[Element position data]
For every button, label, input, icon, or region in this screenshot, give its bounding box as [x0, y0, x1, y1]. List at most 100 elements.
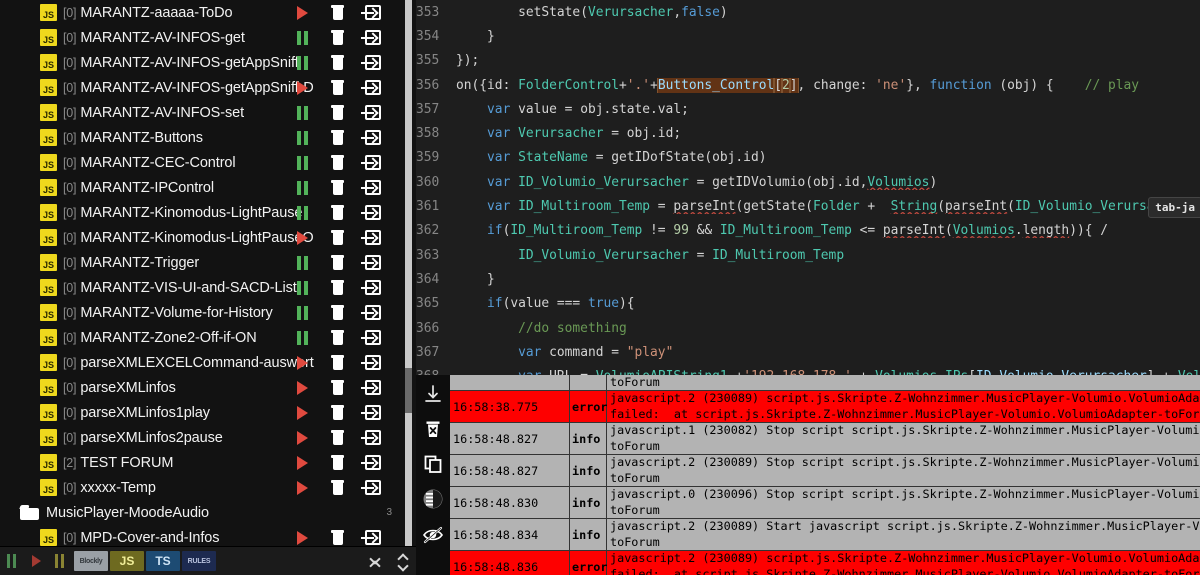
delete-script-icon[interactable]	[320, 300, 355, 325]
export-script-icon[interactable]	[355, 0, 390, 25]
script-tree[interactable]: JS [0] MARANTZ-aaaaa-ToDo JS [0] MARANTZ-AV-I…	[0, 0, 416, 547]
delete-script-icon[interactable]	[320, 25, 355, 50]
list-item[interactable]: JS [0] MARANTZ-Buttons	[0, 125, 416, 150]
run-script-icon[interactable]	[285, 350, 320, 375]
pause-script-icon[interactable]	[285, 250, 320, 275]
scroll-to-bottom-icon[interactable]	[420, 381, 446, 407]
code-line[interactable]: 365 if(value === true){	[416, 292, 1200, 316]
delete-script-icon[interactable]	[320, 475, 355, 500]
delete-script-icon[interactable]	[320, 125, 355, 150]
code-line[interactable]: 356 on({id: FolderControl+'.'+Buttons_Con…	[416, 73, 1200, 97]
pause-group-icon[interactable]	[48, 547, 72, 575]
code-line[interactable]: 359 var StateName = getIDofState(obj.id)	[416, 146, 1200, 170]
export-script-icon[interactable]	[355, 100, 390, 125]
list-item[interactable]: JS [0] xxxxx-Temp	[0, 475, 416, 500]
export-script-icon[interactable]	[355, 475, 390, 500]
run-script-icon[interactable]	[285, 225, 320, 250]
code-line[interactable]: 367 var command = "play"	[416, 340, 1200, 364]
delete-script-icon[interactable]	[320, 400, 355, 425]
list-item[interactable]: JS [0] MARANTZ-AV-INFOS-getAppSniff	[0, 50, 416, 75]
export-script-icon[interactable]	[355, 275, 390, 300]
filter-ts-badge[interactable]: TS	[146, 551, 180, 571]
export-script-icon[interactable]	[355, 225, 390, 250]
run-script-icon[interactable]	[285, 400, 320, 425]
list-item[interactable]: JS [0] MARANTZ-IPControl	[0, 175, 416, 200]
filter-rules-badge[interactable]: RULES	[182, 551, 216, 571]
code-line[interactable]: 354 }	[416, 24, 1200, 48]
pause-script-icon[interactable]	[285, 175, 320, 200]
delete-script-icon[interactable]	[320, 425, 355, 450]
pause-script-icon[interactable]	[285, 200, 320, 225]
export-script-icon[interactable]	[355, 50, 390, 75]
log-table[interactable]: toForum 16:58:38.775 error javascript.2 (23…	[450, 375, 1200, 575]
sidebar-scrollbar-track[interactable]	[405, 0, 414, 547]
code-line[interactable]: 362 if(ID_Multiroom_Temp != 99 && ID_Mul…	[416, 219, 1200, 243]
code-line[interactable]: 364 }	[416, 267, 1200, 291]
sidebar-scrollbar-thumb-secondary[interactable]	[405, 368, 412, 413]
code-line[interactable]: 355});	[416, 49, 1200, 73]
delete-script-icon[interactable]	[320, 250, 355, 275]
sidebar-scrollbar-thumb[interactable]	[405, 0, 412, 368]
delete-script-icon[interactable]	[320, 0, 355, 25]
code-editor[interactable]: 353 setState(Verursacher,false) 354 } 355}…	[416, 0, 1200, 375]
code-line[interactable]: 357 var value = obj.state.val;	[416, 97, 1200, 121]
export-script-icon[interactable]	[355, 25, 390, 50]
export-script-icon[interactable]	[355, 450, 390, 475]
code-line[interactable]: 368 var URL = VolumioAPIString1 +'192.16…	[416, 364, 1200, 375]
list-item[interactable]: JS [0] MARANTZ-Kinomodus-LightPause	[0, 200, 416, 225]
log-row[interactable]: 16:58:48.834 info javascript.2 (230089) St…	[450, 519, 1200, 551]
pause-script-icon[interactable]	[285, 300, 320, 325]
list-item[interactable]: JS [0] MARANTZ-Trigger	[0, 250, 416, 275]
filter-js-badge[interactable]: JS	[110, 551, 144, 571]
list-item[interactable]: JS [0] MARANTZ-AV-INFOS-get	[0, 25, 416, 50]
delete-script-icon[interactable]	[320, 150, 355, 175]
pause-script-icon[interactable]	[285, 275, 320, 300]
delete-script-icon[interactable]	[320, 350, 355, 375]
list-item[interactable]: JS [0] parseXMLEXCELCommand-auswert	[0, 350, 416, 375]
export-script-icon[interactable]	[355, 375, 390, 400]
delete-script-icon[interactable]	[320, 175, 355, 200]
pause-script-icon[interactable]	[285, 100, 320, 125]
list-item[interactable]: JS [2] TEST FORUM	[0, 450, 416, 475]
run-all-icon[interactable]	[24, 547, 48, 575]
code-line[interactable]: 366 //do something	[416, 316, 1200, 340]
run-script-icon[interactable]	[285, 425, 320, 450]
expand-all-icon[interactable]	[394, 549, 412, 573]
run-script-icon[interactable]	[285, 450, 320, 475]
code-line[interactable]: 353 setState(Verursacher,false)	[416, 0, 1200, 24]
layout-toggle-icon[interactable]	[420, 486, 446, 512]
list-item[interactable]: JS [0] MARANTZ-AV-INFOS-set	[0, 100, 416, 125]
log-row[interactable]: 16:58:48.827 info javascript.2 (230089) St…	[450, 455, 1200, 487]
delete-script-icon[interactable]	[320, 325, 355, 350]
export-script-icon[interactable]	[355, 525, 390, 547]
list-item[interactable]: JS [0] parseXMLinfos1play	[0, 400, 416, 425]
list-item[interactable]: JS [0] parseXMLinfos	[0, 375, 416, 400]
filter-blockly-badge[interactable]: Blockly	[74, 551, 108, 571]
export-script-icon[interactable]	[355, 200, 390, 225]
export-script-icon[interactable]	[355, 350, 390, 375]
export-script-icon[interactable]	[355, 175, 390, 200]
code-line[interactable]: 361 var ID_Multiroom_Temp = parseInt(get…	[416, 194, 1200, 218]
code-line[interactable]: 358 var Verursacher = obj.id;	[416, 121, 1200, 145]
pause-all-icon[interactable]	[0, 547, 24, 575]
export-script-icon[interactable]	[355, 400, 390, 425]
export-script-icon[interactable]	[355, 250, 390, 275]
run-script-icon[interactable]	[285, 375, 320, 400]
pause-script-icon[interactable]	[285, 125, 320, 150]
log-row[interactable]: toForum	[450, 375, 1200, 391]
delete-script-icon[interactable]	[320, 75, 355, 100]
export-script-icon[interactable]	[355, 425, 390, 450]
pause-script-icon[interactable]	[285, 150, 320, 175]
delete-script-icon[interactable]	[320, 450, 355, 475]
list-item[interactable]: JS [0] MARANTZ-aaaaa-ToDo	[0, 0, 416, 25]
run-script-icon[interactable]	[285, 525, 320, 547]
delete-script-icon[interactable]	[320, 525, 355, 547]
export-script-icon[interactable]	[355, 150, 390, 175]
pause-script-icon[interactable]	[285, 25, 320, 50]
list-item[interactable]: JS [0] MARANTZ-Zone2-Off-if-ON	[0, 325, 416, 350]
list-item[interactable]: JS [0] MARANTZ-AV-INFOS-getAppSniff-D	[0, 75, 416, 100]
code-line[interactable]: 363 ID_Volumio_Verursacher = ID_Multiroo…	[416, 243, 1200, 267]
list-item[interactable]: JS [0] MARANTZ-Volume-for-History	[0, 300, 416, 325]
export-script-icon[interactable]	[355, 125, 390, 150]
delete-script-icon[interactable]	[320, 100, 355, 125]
--
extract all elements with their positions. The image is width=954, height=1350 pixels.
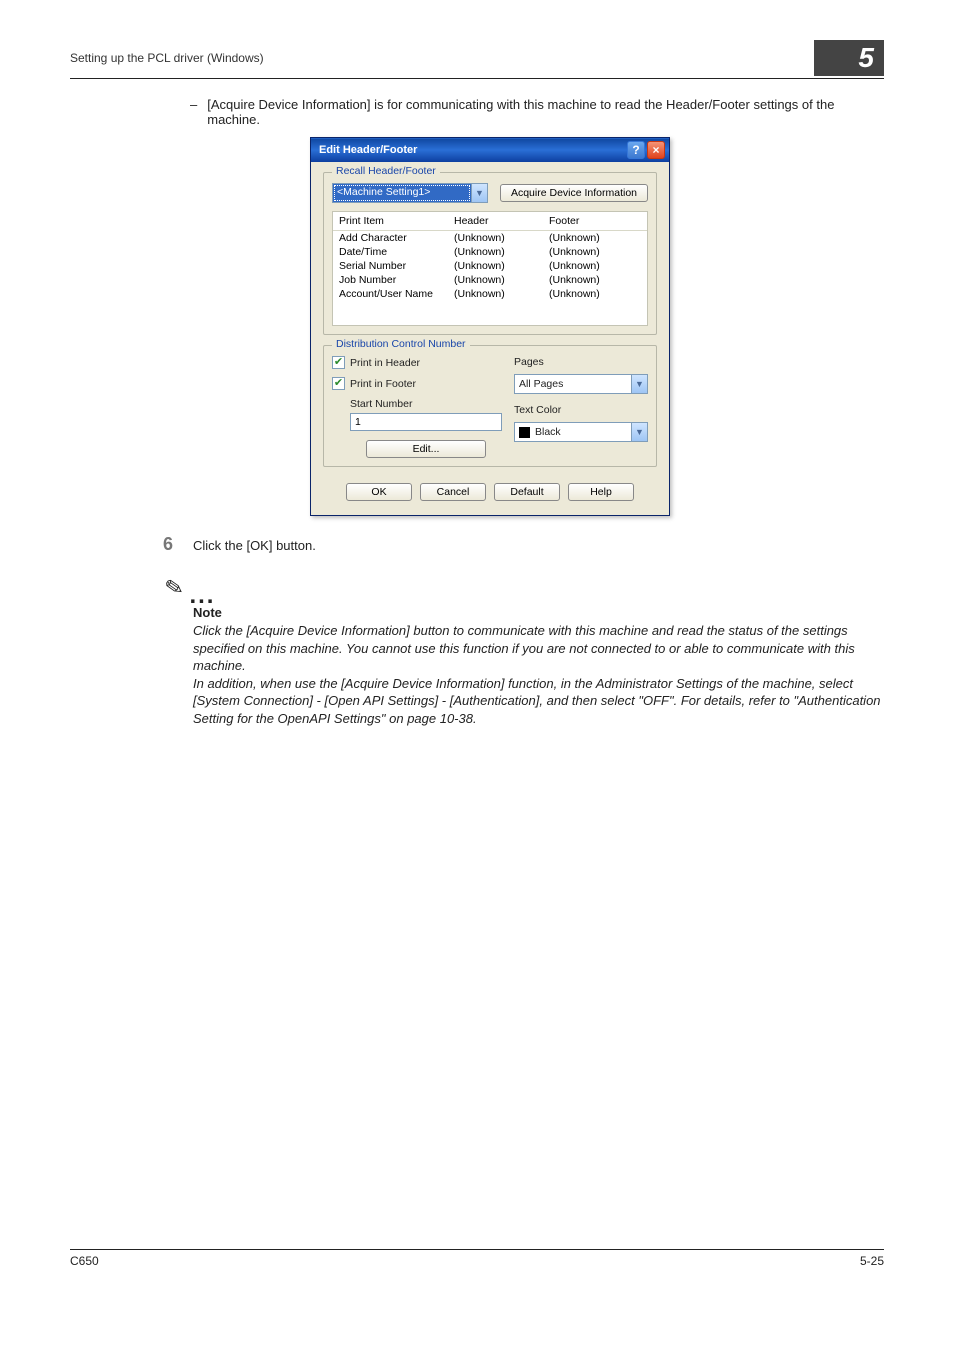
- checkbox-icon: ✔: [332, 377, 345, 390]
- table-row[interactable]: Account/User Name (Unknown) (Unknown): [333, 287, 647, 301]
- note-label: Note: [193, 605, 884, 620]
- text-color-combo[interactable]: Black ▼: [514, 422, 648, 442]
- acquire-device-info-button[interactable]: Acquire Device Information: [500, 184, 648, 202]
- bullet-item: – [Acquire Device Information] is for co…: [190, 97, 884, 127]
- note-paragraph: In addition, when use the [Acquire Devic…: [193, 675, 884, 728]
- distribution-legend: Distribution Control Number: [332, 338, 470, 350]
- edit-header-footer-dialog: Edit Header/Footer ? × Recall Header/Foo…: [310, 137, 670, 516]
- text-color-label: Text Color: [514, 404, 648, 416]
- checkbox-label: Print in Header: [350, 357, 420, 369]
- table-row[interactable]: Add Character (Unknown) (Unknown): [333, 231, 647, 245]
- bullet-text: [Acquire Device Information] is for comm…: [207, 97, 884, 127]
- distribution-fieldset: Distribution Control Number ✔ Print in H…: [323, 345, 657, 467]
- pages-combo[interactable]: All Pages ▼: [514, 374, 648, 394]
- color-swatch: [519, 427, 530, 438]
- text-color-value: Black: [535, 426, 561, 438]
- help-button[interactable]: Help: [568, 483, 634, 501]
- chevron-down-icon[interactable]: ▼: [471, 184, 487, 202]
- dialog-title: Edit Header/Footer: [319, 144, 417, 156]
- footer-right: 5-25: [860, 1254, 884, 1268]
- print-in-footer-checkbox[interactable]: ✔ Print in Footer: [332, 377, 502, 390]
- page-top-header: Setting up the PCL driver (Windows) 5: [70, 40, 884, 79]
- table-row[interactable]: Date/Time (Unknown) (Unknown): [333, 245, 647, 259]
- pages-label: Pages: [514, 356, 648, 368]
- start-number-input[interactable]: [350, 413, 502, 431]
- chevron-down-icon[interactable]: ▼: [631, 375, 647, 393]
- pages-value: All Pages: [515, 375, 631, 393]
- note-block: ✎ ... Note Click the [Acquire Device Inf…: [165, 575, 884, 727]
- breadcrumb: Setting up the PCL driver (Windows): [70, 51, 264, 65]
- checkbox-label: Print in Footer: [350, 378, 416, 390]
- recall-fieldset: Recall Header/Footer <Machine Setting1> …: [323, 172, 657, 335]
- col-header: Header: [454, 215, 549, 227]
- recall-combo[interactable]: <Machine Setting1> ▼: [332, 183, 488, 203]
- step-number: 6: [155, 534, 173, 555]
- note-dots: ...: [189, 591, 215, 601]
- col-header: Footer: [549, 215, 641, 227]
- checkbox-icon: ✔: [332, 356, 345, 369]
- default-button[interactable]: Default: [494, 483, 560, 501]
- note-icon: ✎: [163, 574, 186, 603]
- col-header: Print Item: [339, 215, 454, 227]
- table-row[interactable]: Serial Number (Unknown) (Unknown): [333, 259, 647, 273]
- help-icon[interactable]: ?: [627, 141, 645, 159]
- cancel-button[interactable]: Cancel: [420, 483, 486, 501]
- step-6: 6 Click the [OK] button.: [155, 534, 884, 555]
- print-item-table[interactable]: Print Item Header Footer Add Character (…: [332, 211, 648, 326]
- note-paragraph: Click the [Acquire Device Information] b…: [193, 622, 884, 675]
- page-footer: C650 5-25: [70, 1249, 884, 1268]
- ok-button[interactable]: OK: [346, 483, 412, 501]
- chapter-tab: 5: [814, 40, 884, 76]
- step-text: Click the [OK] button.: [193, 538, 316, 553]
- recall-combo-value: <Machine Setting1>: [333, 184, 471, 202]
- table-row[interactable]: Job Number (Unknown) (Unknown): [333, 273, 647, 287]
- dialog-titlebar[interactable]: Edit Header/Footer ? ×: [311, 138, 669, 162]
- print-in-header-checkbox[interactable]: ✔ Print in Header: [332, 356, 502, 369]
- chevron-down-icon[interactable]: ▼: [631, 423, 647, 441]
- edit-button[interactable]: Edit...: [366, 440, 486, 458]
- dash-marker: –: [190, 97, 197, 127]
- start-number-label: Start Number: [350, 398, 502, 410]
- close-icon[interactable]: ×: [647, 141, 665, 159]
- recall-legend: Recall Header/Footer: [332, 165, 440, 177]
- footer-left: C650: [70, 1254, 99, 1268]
...
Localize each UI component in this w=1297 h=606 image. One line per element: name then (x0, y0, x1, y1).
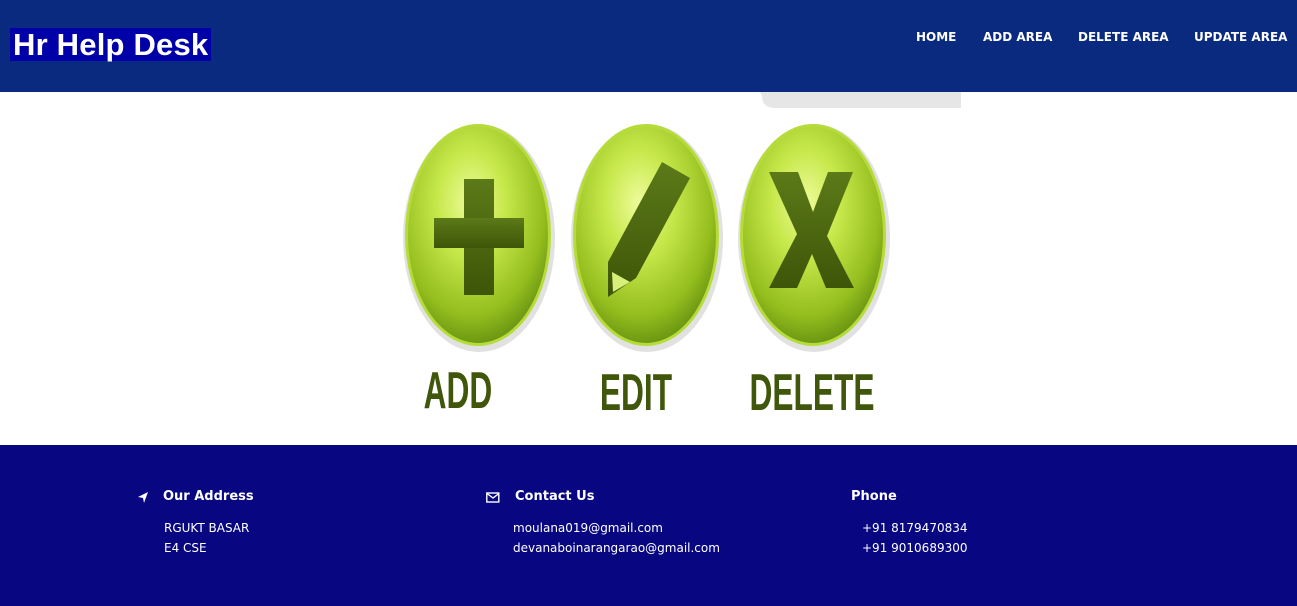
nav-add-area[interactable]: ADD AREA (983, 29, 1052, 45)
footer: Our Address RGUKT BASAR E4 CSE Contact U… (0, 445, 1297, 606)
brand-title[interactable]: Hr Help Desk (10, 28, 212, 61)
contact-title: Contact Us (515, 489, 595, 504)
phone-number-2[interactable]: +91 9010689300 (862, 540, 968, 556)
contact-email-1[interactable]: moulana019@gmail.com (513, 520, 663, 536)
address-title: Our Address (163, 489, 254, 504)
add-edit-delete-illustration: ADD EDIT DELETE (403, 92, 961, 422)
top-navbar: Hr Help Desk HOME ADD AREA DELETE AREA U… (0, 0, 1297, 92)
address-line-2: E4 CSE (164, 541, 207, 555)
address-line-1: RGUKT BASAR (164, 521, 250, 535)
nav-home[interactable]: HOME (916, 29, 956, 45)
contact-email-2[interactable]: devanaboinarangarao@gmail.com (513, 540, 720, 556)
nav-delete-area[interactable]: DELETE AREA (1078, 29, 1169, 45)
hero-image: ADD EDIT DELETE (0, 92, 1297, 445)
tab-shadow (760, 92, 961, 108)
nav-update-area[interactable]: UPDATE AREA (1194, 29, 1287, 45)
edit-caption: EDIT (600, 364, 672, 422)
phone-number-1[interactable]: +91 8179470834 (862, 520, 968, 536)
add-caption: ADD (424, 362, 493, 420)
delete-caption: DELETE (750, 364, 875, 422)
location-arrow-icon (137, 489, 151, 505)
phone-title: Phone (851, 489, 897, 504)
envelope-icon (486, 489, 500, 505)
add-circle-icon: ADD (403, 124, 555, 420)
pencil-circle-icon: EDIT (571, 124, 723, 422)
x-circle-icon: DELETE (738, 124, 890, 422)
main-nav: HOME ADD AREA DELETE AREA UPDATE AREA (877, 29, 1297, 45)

THE REQUEST
Output the data lines from the line containing "nav-add-area[interactable]: ADD AREA" through the line containing "main-nav: HOME ADD", inclusive, exactly as they appear.

SOLUTION FOR THIS EXERCISE
nav-add-area[interactable]: ADD AREA (983, 29, 1052, 45)
footer: Our Address RGUKT BASAR E4 CSE Contact U… (0, 445, 1297, 606)
brand-title[interactable]: Hr Help Desk (10, 28, 212, 61)
contact-title: Contact Us (515, 489, 595, 504)
phone-number-2[interactable]: +91 9010689300 (862, 540, 968, 556)
contact-email-1[interactable]: moulana019@gmail.com (513, 520, 663, 536)
address-title: Our Address (163, 489, 254, 504)
add-edit-delete-illustration: ADD EDIT DELETE (403, 92, 961, 422)
top-navbar: Hr Help Desk HOME ADD AREA DELETE AREA U… (0, 0, 1297, 92)
address-line-2: E4 CSE (164, 541, 207, 555)
address-line-1: RGUKT BASAR (164, 521, 250, 535)
nav-home[interactable]: HOME (916, 29, 956, 45)
contact-email-2[interactable]: devanaboinarangarao@gmail.com (513, 540, 720, 556)
nav-delete-area[interactable]: DELETE AREA (1078, 29, 1169, 45)
hero-image: ADD EDIT DELETE (0, 92, 1297, 445)
tab-shadow (760, 92, 961, 108)
nav-update-area[interactable]: UPDATE AREA (1194, 29, 1287, 45)
edit-caption: EDIT (600, 364, 672, 422)
phone-number-1[interactable]: +91 8179470834 (862, 520, 968, 536)
add-caption: ADD (424, 362, 493, 420)
delete-caption: DELETE (750, 364, 875, 422)
location-arrow-icon (137, 489, 151, 505)
phone-title: Phone (851, 489, 897, 504)
envelope-icon (486, 489, 500, 505)
add-circle-icon: ADD (403, 124, 555, 420)
pencil-circle-icon: EDIT (571, 124, 723, 422)
x-circle-icon: DELETE (738, 124, 890, 422)
main-nav: HOME ADD AREA DELETE AREA UPDATE AREA (877, 29, 1297, 45)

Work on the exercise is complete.